Task to complete = Write out, word for word, the passage below on confusion matrices from "Using evaluation and" to "prediction = model.predict(img)".

Source =
- - - -
What if you could instantly see every mistake your model makes in one simple table?

The Scenario

Imagine you built a model to recognize cats and dogs in photos. You look at some pictures and guess if the model got them right by checking each one manually.

The Problem

This manual checking is slow and tiring. You might miss mistakes or forget which photos were wrong. It's hard to know exactly how well your model is doing overall.

The Solution

Using evaluation and a confusion matrix, you get a clear, simple table that shows how many cats were correctly identified, how many dogs were mistaken for cats, and more. This helps you quickly see where your model is strong or needs work.

Before vs After
Before
correct = 0
for img, label in dataset:
    prediction = model.predict(img)
    if prediction == label:
        correct += 1
accuracy = correct / len(dataset)
After
from sklearn.metrics import confusion_matrix
predictions = model.predict(images)
cm = confusion_matrix(true_labels, predictions)
print(cm)
What It Enables

It lets you easily understand your model's mistakes and strengths, so you can improve it faster and with confidence.

Real Life Example

In a self-driving car, a confusion matrix helps engineers see if the system confuses stop signs with speed limit signs, which is critical for safety.

Key Takeaways

Manual checking is slow and error-prone.

Confusion matrix summarizes model performance clearly.

Evaluation helps improve models effectively.

Practice

(1/5)
1. What does a confusion matrix help you understand in a classification model?
- - - -
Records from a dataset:
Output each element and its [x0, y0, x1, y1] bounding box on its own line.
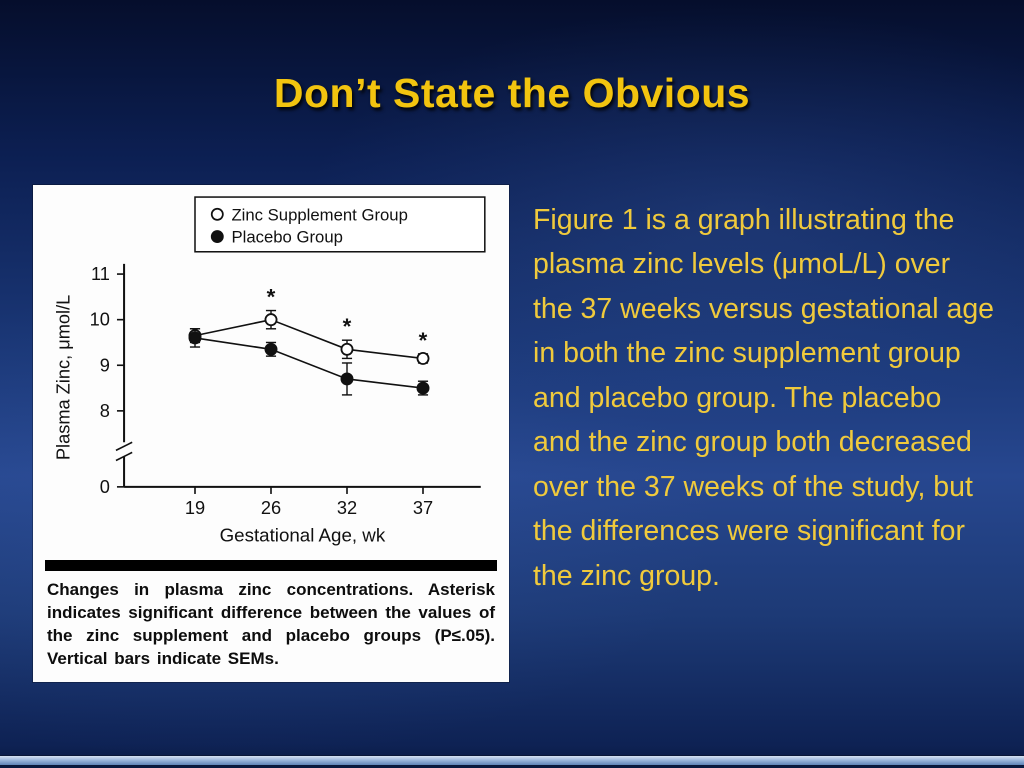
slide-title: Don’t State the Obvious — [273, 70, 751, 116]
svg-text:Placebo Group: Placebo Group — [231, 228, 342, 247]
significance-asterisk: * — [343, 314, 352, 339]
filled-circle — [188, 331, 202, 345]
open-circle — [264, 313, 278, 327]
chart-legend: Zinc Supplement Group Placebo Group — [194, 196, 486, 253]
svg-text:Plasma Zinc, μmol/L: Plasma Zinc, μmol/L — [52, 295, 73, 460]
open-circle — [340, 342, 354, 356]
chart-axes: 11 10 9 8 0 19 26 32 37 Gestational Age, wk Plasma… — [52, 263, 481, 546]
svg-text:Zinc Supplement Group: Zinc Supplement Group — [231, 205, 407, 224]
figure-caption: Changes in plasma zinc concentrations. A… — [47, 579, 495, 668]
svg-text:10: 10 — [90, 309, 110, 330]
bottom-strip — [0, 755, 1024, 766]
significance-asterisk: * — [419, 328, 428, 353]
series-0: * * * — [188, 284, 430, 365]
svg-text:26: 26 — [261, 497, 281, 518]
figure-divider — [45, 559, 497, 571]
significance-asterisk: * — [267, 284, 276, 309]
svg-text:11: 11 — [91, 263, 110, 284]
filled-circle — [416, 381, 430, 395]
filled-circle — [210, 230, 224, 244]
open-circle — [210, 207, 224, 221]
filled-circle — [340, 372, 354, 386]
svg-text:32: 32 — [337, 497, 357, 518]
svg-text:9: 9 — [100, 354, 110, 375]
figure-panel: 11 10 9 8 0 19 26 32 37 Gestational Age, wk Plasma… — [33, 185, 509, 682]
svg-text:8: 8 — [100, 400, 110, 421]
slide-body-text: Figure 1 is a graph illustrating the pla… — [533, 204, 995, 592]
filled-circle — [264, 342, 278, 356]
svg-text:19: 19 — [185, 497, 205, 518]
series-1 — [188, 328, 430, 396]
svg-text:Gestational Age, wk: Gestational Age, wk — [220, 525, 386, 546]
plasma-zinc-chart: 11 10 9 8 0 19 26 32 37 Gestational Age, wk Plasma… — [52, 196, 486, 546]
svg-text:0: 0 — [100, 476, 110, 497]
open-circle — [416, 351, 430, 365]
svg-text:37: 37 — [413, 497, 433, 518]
- - - -
Task solution =
Using evaluation and a confusion matrix, you get a clear, simple table that shows how many cats were correctly identified, how many dogs were mistaken for cats, and more. This helps you quickly see where your model is strong or needs work.

Before vs After
Before
correct = 0
for img, label in dataset:
    prediction = model.predict(img)